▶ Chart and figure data

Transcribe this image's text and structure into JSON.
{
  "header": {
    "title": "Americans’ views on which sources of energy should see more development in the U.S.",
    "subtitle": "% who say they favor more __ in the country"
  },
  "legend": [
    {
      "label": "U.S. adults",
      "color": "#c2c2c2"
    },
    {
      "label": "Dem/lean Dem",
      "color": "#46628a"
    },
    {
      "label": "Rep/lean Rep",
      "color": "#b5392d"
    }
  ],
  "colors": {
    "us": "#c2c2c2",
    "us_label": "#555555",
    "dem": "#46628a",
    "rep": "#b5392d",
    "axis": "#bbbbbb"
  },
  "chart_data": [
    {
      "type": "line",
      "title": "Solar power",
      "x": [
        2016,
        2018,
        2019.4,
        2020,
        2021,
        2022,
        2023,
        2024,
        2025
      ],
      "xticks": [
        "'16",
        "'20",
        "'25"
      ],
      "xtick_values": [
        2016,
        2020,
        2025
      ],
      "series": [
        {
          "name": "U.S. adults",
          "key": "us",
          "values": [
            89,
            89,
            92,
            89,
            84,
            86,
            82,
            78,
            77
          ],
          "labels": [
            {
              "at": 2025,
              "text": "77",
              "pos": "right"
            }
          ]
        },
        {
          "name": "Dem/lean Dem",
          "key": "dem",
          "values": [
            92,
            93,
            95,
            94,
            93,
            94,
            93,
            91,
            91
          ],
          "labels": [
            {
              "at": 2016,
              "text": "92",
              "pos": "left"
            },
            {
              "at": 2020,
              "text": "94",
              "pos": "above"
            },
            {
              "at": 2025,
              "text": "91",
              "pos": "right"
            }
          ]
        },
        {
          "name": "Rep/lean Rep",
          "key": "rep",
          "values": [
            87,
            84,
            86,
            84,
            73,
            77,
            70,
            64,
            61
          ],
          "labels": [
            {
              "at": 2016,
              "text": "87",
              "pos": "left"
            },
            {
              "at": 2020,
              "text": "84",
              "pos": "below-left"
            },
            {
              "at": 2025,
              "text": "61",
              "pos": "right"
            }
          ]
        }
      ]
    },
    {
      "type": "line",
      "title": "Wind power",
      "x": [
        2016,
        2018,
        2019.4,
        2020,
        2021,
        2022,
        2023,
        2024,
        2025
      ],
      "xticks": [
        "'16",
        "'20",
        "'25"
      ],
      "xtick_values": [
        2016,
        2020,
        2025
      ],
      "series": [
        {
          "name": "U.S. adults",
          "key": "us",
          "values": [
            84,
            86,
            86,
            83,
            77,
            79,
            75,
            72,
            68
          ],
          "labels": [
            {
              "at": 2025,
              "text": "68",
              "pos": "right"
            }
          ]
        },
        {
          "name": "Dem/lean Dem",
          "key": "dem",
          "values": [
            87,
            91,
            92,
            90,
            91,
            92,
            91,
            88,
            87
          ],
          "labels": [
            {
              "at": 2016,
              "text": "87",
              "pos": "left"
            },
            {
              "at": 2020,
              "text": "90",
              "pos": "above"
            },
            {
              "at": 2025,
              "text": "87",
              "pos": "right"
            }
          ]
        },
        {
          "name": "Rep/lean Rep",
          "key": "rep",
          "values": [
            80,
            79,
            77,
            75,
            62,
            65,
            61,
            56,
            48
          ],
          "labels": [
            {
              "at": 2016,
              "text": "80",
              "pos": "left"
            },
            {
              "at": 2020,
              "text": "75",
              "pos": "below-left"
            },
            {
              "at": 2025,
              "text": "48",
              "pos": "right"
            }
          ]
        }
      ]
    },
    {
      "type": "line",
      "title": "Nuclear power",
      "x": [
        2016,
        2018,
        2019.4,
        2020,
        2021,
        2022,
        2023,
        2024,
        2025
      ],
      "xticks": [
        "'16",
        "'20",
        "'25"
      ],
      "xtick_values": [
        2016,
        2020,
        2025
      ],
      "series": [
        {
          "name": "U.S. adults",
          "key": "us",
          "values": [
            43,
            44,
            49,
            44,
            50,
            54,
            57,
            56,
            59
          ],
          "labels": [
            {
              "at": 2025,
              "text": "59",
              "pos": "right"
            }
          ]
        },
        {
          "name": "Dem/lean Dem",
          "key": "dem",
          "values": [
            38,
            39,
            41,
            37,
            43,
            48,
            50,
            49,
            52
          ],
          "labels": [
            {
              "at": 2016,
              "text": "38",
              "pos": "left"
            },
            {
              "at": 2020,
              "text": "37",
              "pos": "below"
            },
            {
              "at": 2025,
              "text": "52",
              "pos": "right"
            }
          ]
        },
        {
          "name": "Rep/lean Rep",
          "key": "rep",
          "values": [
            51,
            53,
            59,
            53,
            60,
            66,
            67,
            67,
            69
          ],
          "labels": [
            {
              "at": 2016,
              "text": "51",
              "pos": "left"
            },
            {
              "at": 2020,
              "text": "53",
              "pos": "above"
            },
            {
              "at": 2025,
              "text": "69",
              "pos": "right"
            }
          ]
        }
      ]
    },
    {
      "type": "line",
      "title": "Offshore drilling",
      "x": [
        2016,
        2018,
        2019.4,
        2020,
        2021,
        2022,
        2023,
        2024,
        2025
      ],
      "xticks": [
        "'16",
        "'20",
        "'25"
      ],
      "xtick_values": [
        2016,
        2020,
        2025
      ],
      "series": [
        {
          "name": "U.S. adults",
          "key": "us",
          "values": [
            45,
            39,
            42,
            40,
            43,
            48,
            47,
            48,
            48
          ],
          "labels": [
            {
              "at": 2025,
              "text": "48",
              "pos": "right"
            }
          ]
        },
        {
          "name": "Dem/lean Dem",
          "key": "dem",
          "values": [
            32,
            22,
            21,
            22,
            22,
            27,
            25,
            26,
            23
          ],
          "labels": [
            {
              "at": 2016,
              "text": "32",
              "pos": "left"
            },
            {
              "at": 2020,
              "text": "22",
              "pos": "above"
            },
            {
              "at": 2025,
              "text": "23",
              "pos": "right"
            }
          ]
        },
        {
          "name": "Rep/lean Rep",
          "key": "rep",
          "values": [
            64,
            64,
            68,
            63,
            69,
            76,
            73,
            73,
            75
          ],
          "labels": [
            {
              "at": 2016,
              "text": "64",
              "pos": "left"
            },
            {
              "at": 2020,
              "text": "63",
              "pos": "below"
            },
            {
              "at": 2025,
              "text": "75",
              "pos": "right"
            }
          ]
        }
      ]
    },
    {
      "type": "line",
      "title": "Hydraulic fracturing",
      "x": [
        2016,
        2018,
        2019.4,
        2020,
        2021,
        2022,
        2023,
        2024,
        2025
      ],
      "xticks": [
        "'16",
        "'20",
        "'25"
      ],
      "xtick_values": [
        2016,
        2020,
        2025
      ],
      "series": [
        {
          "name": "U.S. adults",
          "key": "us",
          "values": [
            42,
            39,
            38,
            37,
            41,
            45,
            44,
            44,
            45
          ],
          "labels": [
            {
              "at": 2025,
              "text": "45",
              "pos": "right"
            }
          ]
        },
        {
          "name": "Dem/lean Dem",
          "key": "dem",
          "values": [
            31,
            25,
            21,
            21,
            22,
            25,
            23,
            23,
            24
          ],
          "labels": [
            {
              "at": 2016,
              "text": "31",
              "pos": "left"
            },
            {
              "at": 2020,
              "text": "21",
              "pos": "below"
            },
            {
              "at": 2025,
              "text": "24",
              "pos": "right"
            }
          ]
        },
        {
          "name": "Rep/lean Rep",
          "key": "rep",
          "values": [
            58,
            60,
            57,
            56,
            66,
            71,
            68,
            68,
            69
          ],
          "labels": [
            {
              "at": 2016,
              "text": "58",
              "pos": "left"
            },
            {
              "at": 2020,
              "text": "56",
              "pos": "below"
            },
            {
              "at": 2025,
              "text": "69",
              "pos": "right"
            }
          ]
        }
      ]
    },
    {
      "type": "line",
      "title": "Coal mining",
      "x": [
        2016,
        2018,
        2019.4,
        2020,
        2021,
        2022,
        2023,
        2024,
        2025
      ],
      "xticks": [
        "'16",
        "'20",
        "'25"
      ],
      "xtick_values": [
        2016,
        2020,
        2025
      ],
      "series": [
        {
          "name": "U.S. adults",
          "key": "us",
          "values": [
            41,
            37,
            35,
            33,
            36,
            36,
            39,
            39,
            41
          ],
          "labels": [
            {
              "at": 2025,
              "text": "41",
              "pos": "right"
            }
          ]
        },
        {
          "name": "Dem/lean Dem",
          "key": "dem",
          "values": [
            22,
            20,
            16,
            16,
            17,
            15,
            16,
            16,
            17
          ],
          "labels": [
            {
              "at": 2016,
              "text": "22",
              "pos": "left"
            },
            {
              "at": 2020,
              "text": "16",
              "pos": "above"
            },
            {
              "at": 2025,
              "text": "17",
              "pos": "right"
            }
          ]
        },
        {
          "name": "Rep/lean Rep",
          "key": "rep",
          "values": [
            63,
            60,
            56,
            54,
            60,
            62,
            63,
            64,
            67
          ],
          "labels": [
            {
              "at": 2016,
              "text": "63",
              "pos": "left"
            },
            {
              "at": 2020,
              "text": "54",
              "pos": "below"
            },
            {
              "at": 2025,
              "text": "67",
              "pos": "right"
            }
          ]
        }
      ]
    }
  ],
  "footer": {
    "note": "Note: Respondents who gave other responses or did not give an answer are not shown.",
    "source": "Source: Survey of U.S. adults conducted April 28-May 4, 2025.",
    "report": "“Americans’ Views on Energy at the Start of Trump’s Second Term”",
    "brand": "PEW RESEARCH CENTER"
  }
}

▶ Task instructions
Pull every line containing "more" out of the data above.

▶ Task solution
    "title": "Americans’ views on which sources of energy should see more development in the U.S.",
    "subtitle": "% who say they favor more __ in the country"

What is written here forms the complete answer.